**Problem description:** Will you give every entry again exactly as it stands?

★ ★ ★

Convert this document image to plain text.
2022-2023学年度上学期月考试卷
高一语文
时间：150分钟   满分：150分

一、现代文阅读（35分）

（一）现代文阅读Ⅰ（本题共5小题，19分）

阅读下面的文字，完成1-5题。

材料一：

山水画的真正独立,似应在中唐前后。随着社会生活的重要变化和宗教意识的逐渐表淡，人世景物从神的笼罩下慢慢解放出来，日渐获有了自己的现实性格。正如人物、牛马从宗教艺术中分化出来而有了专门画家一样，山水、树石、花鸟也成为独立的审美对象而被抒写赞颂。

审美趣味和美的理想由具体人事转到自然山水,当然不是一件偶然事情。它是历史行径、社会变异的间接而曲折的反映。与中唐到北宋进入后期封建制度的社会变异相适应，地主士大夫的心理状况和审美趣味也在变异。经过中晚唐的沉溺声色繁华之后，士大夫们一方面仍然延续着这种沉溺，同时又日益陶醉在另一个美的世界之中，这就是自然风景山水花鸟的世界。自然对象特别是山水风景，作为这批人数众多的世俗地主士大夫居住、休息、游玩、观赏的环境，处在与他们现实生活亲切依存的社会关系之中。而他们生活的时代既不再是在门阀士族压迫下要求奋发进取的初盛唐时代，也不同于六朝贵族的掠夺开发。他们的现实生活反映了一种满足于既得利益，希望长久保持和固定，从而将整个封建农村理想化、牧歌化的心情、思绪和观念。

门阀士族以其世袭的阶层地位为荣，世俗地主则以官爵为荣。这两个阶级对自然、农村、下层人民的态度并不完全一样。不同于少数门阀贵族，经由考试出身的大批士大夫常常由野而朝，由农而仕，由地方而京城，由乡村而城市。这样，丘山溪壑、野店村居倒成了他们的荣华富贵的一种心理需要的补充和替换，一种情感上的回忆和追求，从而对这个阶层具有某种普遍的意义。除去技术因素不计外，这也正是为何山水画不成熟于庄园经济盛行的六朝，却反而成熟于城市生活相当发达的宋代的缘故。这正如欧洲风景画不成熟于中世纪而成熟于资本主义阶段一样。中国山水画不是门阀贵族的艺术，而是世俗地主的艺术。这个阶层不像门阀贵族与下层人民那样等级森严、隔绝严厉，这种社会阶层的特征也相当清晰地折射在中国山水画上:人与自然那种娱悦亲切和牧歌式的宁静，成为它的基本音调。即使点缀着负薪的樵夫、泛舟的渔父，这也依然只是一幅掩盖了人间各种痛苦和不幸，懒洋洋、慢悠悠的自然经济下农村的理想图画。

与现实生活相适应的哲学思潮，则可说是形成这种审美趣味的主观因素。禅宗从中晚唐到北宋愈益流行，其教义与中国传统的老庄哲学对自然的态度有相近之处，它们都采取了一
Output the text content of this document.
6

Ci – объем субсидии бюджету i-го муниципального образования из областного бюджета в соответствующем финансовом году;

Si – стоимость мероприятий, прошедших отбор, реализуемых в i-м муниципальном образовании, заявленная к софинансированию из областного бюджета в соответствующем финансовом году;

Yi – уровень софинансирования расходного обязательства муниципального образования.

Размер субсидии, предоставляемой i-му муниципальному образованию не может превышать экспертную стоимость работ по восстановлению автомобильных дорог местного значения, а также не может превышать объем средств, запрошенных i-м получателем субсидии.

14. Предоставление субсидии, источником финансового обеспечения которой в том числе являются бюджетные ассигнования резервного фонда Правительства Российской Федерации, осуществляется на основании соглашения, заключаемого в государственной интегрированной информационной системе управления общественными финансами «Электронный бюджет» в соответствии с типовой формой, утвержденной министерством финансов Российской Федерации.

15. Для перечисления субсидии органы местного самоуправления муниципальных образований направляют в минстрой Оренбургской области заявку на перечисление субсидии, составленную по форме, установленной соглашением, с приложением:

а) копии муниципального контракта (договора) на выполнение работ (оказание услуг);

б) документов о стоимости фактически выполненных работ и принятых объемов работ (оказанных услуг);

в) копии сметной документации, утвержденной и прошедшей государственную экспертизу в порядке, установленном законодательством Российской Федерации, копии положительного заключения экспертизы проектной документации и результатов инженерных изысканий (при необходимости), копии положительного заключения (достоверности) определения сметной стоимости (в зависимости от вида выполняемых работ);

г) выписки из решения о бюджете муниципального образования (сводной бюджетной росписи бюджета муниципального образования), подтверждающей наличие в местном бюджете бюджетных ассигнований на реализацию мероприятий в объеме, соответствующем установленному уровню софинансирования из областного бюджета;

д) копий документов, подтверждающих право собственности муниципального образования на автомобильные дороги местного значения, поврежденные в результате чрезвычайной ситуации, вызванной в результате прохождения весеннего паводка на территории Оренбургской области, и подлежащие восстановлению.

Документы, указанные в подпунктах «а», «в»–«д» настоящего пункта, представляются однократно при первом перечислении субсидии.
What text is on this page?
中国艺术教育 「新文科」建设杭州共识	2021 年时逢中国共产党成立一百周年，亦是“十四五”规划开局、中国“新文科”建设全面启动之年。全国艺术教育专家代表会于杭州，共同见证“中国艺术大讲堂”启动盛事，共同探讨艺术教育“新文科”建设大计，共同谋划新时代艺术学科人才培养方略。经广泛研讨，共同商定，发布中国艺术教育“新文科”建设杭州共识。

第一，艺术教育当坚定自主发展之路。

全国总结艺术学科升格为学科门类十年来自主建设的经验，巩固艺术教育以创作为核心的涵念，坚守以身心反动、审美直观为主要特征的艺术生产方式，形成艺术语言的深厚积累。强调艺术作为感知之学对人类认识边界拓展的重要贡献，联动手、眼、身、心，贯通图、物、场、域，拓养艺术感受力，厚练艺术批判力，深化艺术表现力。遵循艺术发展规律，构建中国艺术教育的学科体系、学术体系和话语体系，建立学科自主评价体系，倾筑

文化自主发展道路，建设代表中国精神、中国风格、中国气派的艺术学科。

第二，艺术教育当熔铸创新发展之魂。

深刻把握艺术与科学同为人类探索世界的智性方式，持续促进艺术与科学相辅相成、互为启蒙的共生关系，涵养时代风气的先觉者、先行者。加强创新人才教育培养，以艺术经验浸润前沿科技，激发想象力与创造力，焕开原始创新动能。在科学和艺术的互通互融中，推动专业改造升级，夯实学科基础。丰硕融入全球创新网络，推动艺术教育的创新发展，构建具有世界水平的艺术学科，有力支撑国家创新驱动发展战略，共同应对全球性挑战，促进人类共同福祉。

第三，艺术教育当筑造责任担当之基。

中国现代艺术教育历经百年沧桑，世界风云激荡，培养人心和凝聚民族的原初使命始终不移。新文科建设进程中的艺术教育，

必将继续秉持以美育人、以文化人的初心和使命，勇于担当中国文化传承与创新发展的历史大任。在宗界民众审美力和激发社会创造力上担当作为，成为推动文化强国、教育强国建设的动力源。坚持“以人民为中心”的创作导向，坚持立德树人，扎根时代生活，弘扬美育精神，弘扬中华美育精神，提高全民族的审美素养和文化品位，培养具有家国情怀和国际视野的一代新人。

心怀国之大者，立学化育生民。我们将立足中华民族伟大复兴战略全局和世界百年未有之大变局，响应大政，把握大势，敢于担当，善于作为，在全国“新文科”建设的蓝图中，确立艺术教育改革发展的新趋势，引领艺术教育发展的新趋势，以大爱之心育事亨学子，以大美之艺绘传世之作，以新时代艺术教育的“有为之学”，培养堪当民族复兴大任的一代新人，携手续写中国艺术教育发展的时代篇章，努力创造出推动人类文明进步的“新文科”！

★ ★ ★

**The solution:**
Convert this document image to plain text.
2022-2023学年度上学期月考试卷
高一语文
时间：150分钟   满分：150分

一、现代文阅读（35分）

（一）现代文阅读Ⅰ（本题共5小题，19分）

阅读下面的文字，完成1-5题。

材料一：

山水画的真正独立,似应在中唐前后。随着社会生活的重要变化和宗教意识的逐渐表淡，人世景物从神的笼罩下慢慢解放出来，日渐获有了自己的现实性格。正如人物、牛马从宗教艺术中分化出来而有了专门画家一样，山水、树石、花鸟也成为独立的审美对象而被抒写赞颂。

审美趣味和美的理想由具体人事转到自然山水,当然不是一件偶然事情。它是历史行径、社会变异的间接而曲折的反映。与中唐到北宋进入后期封建制度的社会变异相适应，地主士大夫的心理状况和审美趣味也在变异。经过中晚唐的沉溺声色繁华之后，士大夫们一方面仍然延续着这种沉溺，同时又日益陶醉在另一个美的世界之中，这就是自然风景山水花鸟的世界。自然对象特别是山水风景，作为这批人数众多的世俗地主士大夫居住、休息、游玩、观赏的环境，处在与他们现实生活亲切依存的社会关系之中。而他们生活的时代既不再是在门阀士族压迫下要求奋发进取的初盛唐时代，也不同于六朝贵族的掠夺开发。他们的现实生活反映了一种满足于既得利益，希望长久保持和固定，从而将整个封建农村理想化、牧歌化的心情、思绪和观念。

门阀士族以其世袭的阶层地位为荣，世俗地主则以官爵为荣。这两个阶级对自然、农村、下层人民的态度并不完全一样。不同于少数门阀贵族，经由考试出身的大批士大夫常常由野而朝，由农而仕，由地方而京城，由乡村而城市。这样，丘山溪壑、野店村居倒成了他们的荣华富贵的一种心理需要的补充和替换，一种情感上的回忆和追求，从而对这个阶层具有某种普遍的意义。除去技术因素不计外，这也正是为何山水画不成熟于庄园经济盛行的六朝，却反而成熟于城市生活相当发达的宋代的缘故。这正如欧洲风景画不成熟于中世纪而成熟于资本主义阶段一样。中国山水画不是门阀贵族的艺术，而是世俗地主的艺术。这个阶层不像门阀贵族与下层人民那样等级森严、隔绝严厉，这种社会阶层的特征也相当清晰地折射在中国山水画上:人与自然那种娱悦亲切和牧歌式的宁静，成为它的基本音调。即使点缀着负薪的樵夫、泛舟的渔父，这也依然只是一幅掩盖了人间各种痛苦和不幸，懒洋洋、慢悠悠的自然经济下农村的理想图画。

与现实生活相适应的哲学思潮，则可说是形成这种审美趣味的主观因素。禅宗从中晚唐到北宋愈益流行，其教义与中国传统的老庄哲学对自然的态度有相近之处，它们都采取了一
Output the text content of this document.
6

Ci – объем субсидии бюджету i-го муниципального образования из областного бюджета в соответствующем финансовом году;

Si – стоимость мероприятий, прошедших отбор, реализуемых в i-м муниципальном образовании, заявленная к софинансированию из областного бюджета в соответствующем финансовом году;

Yi – уровень софинансирования расходного обязательства муниципального образования.

Размер субсидии, предоставляемой i-му муниципальному образованию не может превышать экспертную стоимость работ по восстановлению автомобильных дорог местного значения, а также не может превышать объем средств, запрошенных i-м получателем субсидии.

14. Предоставление субсидии, источником финансового обеспечения которой в том числе являются бюджетные ассигнования резервного фонда Правительства Российской Федерации, осуществляется на основании соглашения, заключаемого в государственной интегрированной информационной системе управления общественными финансами «Электронный бюджет» в соответствии с типовой формой, утвержденной министерством финансов Российской Федерации.

15. Для перечисления субсидии органы местного самоуправления муниципальных образований направляют в минстрой Оренбургской области заявку на перечисление субсидии, составленную по форме, установленной соглашением, с приложением:

а) копии муниципального контракта (договора) на выполнение работ (оказание услуг);

б) документов о стоимости фактически выполненных работ и принятых объемов работ (оказанных услуг);

в) копии сметной документации, утвержденной и прошедшей государственную экспертизу в порядке, установленном законодательством Российской Федерации, копии положительного заключения экспертизы проектной документации и результатов инженерных изысканий (при необходимости), копии положительного заключения (достоверности) определения сметной стоимости (в зависимости от вида выполняемых работ);

г) выписки из решения о бюджете муниципального образования (сводной бюджетной росписи бюджета муниципального образования), подтверждающей наличие в местном бюджете бюджетных ассигнований на реализацию мероприятий в объеме, соответствующем установленному уровню софинансирования из областного бюджета;

д) копий документов, подтверждающих право собственности муниципального образования на автомобильные дороги местного значения, поврежденные в результате чрезвычайной ситуации, вызванной в результате прохождения весеннего паводка на территории Оренбургской области, и подлежащие восстановлению.

Документы, указанные в подпунктах «а», «в»–«д» настоящего пункта, представляются однократно при первом перечислении субсидии.
What text is on this page?
中国艺术教育 「新文科」建设杭州共识	2021 年时逢中国共产党成立一百周年，亦是“十四五”规划开局、中国“新文科”建设全面启动之年。全国艺术教育专家代表会于杭州，共同见证“中国艺术大讲堂”启动盛事，共同探讨艺术教育“新文科”建设大计，共同谋划新时代艺术学科人才培养方略。经广泛研讨，共同商定，发布中国艺术教育“新文科”建设杭州共识。

第一，艺术教育当坚定自主发展之路。

全国总结艺术学科升格为学科门类十年来自主建设的经验，巩固艺术教育以创作为核心的涵念，坚守以身心反动、审美直观为主要特征的艺术生产方式，形成艺术语言的深厚积累。强调艺术作为感知之学对人类认识边界拓展的重要贡献，联动手、眼、身、心，贯通图、物、场、域，拓养艺术感受力，厚练艺术批判力，深化艺术表现力。遵循艺术发展规律，构建中国艺术教育的学科体系、学术体系和话语体系，建立学科自主评价体系，倾筑

文化自主发展道路，建设代表中国精神、中国风格、中国气派的艺术学科。

第二，艺术教育当熔铸创新发展之魂。

深刻把握艺术与科学同为人类探索世界的智性方式，持续促进艺术与科学相辅相成、互为启蒙的共生关系，涵养时代风气的先觉者、先行者。加强创新人才教育培养，以艺术经验浸润前沿科技，激发想象力与创造力，焕开原始创新动能。在科学和艺术的互通互融中，推动专业改造升级，夯实学科基础。丰硕融入全球创新网络，推动艺术教育的创新发展，构建具有世界水平的艺术学科，有力支撑国家创新驱动发展战略，共同应对全球性挑战，促进人类共同福祉。

第三，艺术教育当筑造责任担当之基。

中国现代艺术教育历经百年沧桑，世界风云激荡，培养人心和凝聚民族的原初使命始终不移。新文科建设进程中的艺术教育，

必将继续秉持以美育人、以文化人的初心和使命，勇于担当中国文化传承与创新发展的历史大任。在宗界民众审美力和激发社会创造力上担当作为，成为推动文化强国、教育强国建设的动力源。坚持“以人民为中心”的创作导向，坚持立德树人，扎根时代生活，弘扬美育精神，弘扬中华美育精神，提高全民族的审美素养和文化品位，培养具有家国情怀和国际视野的一代新人。

心怀国之大者，立学化育生民。我们将立足中华民族伟大复兴战略全局和世界百年未有之大变局，响应大政，把握大势，敢于担当，善于作为，在全国“新文科”建设的蓝图中，确立艺术教育改革发展的新趋势，引领艺术教育发展的新趋势，以大爱之心育事亨学子，以大美之艺绘传世之作，以新时代艺术教育的“有为之学”，培养堪当民族复兴大任的一代新人，携手续写中国艺术教育发展的时代篇章，努力创造出推动人类文明进步的“新文科”！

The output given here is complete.